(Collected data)
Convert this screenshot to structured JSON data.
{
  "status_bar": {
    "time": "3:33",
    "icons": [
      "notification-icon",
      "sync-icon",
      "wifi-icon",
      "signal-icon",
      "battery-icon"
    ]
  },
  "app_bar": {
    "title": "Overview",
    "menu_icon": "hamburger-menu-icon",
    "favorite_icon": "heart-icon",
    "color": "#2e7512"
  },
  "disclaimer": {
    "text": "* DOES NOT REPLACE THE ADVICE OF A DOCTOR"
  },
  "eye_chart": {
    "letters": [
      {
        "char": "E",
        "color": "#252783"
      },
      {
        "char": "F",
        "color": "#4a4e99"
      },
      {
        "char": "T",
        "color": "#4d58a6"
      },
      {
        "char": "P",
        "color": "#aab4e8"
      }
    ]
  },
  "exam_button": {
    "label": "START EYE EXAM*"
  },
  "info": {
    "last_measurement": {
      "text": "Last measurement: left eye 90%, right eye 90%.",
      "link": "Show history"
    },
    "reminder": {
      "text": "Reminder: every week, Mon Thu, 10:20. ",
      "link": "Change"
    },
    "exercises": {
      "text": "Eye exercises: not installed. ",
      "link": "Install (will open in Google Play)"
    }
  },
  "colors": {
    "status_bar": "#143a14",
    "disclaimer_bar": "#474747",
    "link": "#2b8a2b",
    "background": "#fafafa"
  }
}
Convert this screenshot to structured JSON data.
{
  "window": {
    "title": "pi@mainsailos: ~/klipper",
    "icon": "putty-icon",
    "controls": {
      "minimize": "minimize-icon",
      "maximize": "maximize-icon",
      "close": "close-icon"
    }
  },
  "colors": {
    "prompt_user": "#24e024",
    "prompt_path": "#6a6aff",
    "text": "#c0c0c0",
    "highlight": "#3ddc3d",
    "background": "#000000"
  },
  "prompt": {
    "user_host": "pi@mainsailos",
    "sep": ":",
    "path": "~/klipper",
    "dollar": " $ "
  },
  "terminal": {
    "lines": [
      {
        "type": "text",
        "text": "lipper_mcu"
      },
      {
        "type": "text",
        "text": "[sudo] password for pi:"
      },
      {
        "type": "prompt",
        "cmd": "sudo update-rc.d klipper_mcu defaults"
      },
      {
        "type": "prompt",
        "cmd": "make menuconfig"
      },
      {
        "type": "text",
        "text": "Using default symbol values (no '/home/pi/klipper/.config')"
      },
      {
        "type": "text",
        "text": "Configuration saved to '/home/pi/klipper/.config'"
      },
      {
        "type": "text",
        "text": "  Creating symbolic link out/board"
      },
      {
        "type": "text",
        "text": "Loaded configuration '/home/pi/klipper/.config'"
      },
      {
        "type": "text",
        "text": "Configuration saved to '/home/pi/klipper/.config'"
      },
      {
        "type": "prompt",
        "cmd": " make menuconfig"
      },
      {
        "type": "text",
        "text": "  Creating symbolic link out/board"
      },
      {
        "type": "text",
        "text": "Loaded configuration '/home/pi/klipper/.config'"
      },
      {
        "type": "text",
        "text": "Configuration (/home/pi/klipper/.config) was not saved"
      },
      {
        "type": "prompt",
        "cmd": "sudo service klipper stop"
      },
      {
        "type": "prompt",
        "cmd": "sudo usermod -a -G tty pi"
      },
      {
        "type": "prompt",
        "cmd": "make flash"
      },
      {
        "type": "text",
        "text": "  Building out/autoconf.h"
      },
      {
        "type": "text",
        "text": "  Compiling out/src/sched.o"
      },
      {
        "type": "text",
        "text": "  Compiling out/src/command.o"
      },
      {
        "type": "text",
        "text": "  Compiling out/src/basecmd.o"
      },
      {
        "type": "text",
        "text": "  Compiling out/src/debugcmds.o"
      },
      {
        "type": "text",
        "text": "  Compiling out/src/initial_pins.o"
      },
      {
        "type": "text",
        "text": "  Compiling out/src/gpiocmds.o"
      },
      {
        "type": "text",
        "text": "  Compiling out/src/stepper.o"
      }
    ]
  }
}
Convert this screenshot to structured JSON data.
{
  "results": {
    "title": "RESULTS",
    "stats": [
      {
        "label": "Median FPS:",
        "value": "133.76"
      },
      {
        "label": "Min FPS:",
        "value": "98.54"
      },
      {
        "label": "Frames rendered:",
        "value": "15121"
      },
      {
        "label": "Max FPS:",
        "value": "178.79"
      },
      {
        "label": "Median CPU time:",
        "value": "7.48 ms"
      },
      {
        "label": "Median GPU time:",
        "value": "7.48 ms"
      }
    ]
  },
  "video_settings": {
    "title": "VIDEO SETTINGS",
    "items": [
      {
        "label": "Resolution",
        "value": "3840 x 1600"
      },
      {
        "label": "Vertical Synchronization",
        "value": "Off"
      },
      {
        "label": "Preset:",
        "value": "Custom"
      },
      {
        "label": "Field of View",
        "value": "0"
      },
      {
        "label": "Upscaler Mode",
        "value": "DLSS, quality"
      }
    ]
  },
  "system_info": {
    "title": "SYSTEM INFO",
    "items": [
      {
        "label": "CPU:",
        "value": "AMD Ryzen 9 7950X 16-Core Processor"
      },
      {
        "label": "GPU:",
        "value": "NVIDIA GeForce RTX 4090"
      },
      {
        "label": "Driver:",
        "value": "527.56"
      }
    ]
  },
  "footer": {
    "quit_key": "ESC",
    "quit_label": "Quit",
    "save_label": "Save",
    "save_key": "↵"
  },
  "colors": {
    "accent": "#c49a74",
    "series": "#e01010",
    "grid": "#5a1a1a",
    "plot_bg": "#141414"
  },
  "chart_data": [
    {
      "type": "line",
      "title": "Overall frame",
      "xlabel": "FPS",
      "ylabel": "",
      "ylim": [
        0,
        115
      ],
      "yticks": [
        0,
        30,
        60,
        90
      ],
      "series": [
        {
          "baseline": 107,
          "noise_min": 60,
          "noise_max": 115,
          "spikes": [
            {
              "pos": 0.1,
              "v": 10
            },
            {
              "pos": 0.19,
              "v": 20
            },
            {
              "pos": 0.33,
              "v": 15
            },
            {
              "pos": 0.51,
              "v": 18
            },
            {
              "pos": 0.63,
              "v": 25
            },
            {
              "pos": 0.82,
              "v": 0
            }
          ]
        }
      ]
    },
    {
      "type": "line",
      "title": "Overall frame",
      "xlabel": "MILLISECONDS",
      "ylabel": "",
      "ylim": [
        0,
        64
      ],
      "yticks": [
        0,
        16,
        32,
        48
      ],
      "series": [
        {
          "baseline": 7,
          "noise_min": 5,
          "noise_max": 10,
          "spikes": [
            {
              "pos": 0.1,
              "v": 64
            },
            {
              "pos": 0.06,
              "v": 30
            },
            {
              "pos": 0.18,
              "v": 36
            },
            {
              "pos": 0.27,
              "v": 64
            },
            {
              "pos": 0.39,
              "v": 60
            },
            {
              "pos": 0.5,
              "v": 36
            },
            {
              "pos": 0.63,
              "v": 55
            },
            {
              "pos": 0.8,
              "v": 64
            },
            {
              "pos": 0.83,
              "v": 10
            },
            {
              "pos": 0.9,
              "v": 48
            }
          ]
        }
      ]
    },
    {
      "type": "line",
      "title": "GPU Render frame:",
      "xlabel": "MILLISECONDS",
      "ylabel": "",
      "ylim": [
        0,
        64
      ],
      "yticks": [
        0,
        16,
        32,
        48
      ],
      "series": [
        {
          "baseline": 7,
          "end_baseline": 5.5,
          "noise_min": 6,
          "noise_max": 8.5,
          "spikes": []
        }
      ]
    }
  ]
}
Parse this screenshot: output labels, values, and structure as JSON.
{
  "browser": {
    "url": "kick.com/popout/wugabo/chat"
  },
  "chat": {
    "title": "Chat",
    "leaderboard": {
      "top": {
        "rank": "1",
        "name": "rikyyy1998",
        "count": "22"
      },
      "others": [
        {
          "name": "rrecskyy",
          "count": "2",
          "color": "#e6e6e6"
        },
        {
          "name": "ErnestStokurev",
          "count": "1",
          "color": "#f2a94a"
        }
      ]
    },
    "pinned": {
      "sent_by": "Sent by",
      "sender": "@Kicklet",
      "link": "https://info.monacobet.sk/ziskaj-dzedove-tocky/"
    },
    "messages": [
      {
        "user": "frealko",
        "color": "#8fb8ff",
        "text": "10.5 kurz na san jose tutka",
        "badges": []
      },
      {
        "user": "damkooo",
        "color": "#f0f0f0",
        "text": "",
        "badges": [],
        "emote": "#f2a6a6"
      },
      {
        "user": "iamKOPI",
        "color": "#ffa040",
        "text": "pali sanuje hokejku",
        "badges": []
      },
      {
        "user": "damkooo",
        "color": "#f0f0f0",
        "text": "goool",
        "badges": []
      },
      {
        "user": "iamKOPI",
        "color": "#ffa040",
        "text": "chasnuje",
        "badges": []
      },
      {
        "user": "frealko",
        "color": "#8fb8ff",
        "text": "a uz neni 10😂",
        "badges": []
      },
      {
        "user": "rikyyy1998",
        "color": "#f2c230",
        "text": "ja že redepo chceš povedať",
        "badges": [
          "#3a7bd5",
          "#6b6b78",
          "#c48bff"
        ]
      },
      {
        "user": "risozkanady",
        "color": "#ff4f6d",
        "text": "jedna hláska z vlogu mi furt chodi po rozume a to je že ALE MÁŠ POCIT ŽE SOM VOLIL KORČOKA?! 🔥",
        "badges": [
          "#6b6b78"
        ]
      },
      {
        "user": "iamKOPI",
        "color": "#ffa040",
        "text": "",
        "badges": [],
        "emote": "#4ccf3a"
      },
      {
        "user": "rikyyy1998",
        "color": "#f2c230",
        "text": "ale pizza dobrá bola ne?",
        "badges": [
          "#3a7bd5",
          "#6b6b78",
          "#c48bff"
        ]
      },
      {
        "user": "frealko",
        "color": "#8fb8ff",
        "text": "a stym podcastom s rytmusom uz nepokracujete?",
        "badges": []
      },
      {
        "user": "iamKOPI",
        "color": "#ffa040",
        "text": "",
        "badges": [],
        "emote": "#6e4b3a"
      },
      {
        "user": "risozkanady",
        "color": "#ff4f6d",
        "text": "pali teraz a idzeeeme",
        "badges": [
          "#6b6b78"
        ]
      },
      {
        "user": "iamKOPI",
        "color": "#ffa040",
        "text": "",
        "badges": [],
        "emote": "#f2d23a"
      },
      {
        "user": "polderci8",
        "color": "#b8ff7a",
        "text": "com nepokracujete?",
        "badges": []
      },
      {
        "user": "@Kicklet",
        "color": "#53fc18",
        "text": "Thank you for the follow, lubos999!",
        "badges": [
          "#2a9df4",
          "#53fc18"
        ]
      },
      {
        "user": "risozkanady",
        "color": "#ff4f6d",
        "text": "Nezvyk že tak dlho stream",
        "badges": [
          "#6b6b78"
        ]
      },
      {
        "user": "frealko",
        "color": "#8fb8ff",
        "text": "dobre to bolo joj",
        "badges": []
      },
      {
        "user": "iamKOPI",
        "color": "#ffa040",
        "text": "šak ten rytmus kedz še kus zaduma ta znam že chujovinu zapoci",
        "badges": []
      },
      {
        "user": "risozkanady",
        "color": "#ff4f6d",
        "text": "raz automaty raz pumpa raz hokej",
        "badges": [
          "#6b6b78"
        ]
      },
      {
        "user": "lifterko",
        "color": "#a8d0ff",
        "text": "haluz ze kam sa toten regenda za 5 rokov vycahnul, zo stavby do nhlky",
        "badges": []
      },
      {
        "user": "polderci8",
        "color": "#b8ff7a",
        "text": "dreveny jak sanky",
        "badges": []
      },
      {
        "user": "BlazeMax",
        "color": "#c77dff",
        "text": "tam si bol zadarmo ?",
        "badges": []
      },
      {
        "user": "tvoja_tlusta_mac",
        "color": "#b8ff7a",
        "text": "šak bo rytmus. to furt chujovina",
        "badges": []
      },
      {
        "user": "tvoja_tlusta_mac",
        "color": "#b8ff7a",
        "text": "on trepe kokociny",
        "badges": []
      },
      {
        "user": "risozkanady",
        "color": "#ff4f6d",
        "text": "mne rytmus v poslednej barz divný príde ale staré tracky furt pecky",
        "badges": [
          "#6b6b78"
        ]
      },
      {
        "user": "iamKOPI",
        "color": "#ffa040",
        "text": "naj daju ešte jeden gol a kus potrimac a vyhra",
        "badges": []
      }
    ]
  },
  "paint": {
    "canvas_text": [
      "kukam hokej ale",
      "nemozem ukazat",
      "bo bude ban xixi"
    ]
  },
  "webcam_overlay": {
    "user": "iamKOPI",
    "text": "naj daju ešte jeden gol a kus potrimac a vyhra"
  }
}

→ **Instructions to follow**: Look through the records and gather each line with the word "ešte".

→ **Expected answer**:
        "text": "naj daju ešte jeden gol a kus potrimac a vyhra",
    "text": "naj daju ešte jeden gol a kus potrimac a vyhra"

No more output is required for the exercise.